(Collected data entries)
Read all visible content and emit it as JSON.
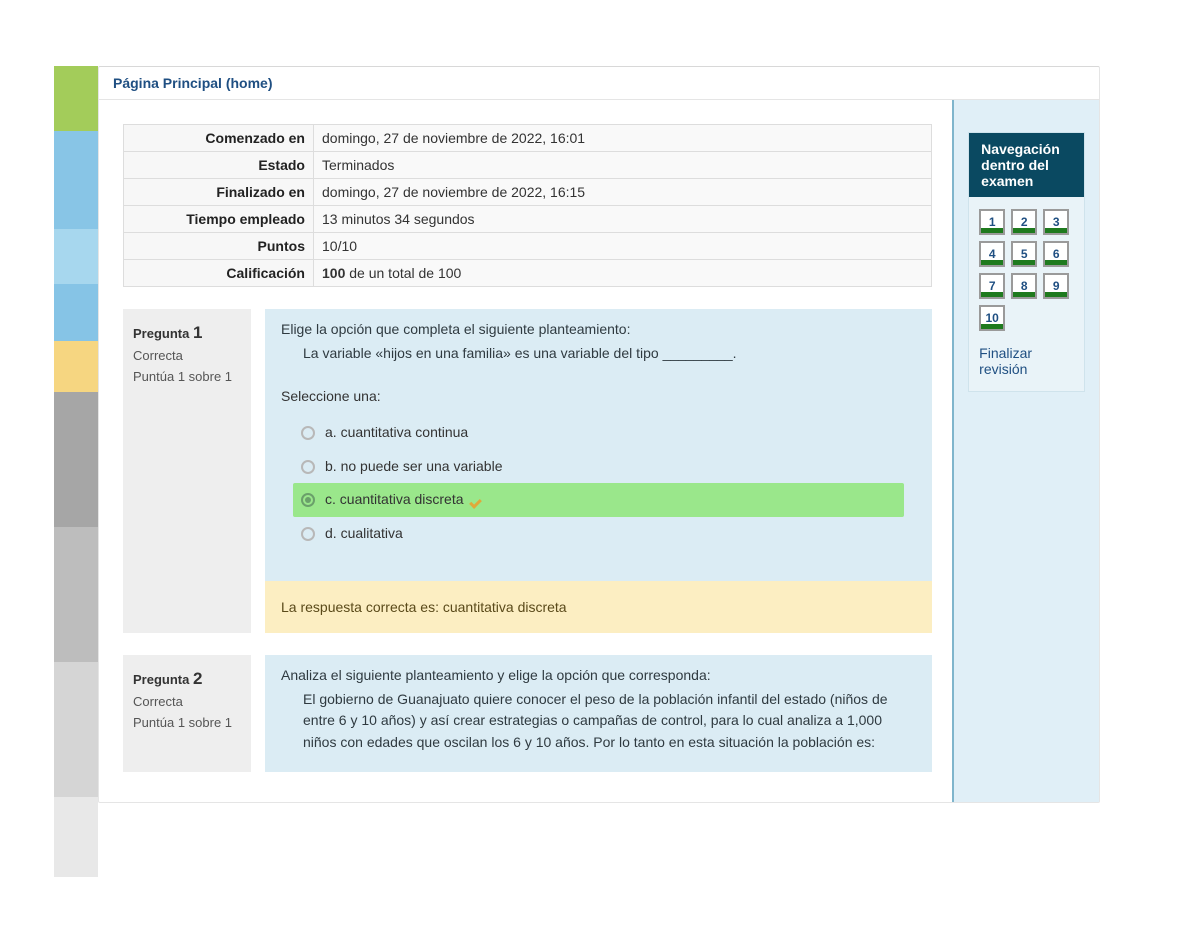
{
  "breadcrumb": {
    "home": "Página Principal (home)"
  },
  "summary": {
    "rows": [
      {
        "label": "Comenzado en",
        "value": "domingo, 27 de noviembre de 2022, 16:01"
      },
      {
        "label": "Estado",
        "value": "Terminados"
      },
      {
        "label": "Finalizado en",
        "value": "domingo, 27 de noviembre de 2022, 16:15"
      },
      {
        "label": "Tiempo empleado",
        "value": "13 minutos 34 segundos"
      },
      {
        "label": "Puntos",
        "value": "10/10"
      },
      {
        "label": "Calificación",
        "value_html": "<b>100</b> de un total de 100"
      }
    ]
  },
  "question_label": "Pregunta",
  "select_one": "Seleccione una:",
  "questions": [
    {
      "number": "1",
      "state": "Correcta",
      "grade": "Puntúa 1 sobre 1",
      "text_line1": "Elige la opción que completa el siguiente planteamiento:",
      "text_line2": "La variable «hijos en una familia» es una variable del tipo _________.",
      "options": [
        {
          "letter": "a.",
          "text": "cuantitativa continua",
          "selected": false,
          "correct": false
        },
        {
          "letter": "b.",
          "text": "no puede ser una variable",
          "selected": false,
          "correct": false
        },
        {
          "letter": "c.",
          "text": "cuantitativa discreta",
          "selected": true,
          "correct": true
        },
        {
          "letter": "d.",
          "text": "cualitativa",
          "selected": false,
          "correct": false
        }
      ],
      "feedback": "La respuesta correcta es: cuantitativa discreta"
    },
    {
      "number": "2",
      "state": "Correcta",
      "grade": "Puntúa 1 sobre 1",
      "text_line1": "Analiza el siguiente planteamiento y elige la opción que corresponda:",
      "text_line2": "El gobierno de Guanajuato quiere conocer el peso de la población infantil del estado (niños de entre 6 y 10 años) y así crear estrategias o campañas de control, para lo cual analiza a 1,000 niños con edades que oscilan los 6 y 10 años. Por lo tanto en esta situación la población es:"
    }
  ],
  "nav": {
    "title": "Navegación dentro del examen",
    "items": [
      "1",
      "2",
      "3",
      "4",
      "5",
      "6",
      "7",
      "8",
      "9",
      "10"
    ],
    "finish": "Finalizar revisión"
  }
}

■ **Your task**
Copy all the records above exactly, but leave out the pictures.

■ **Expected answer**
Read all visible content and emit it as JSON.
{
  "breadcrumb": {
    "home": "Página Principal (home)"
  },
  "summary": {
    "rows": [
      {
        "label": "Comenzado en",
        "value": "domingo, 27 de noviembre de 2022, 16:01"
      },
      {
        "label": "Estado",
        "value": "Terminados"
      },
      {
        "label": "Finalizado en",
        "value": "domingo, 27 de noviembre de 2022, 16:15"
      },
      {
        "label": "Tiempo empleado",
        "value": "13 minutos 34 segundos"
      },
      {
        "label": "Puntos",
        "value": "10/10"
      },
      {
        "label": "Calificación",
        "value_html": "<b>100</b> de un total de 100"
      }
    ]
  },
  "question_label": "Pregunta",
  "select_one": "Seleccione una:",
  "questions": [
    {
      "number": "1",
      "state": "Correcta",
      "grade": "Puntúa 1 sobre 1",
      "text_line1": "Elige la opción que completa el siguiente planteamiento:",
      "text_line2": "La variable «hijos en una familia» es una variable del tipo _________.",
      "options": [
        {
          "letter": "a.",
          "text": "cuantitativa continua",
          "selected": false,
          "correct": false
        },
        {
          "letter": "b.",
          "text": "no puede ser una variable",
          "selected": false,
          "correct": false
        },
        {
          "letter": "c.",
          "text": "cuantitativa discreta",
          "selected": true,
          "correct": true
        },
        {
          "letter": "d.",
          "text": "cualitativa",
          "selected": false,
          "correct": false
        }
      ],
      "feedback": "La respuesta correcta es: cuantitativa discreta"
    },
    {
      "number": "2",
      "state": "Correcta",
      "grade": "Puntúa 1 sobre 1",
      "text_line1": "Analiza el siguiente planteamiento y elige la opción que corresponda:",
      "text_line2": "El gobierno de Guanajuato quiere conocer el peso de la población infantil del estado (niños de entre 6 y 10 años) y así crear estrategias o campañas de control, para lo cual analiza a 1,000 niños con edades que oscilan los 6 y 10 años. Por lo tanto en esta situación la población es:"
    }
  ],
  "nav": {
    "title": "Navegación dentro del examen",
    "items": [
      "1",
      "2",
      "3",
      "4",
      "5",
      "6",
      "7",
      "8",
      "9",
      "10"
    ],
    "finish": "Finalizar revisión"
  }
}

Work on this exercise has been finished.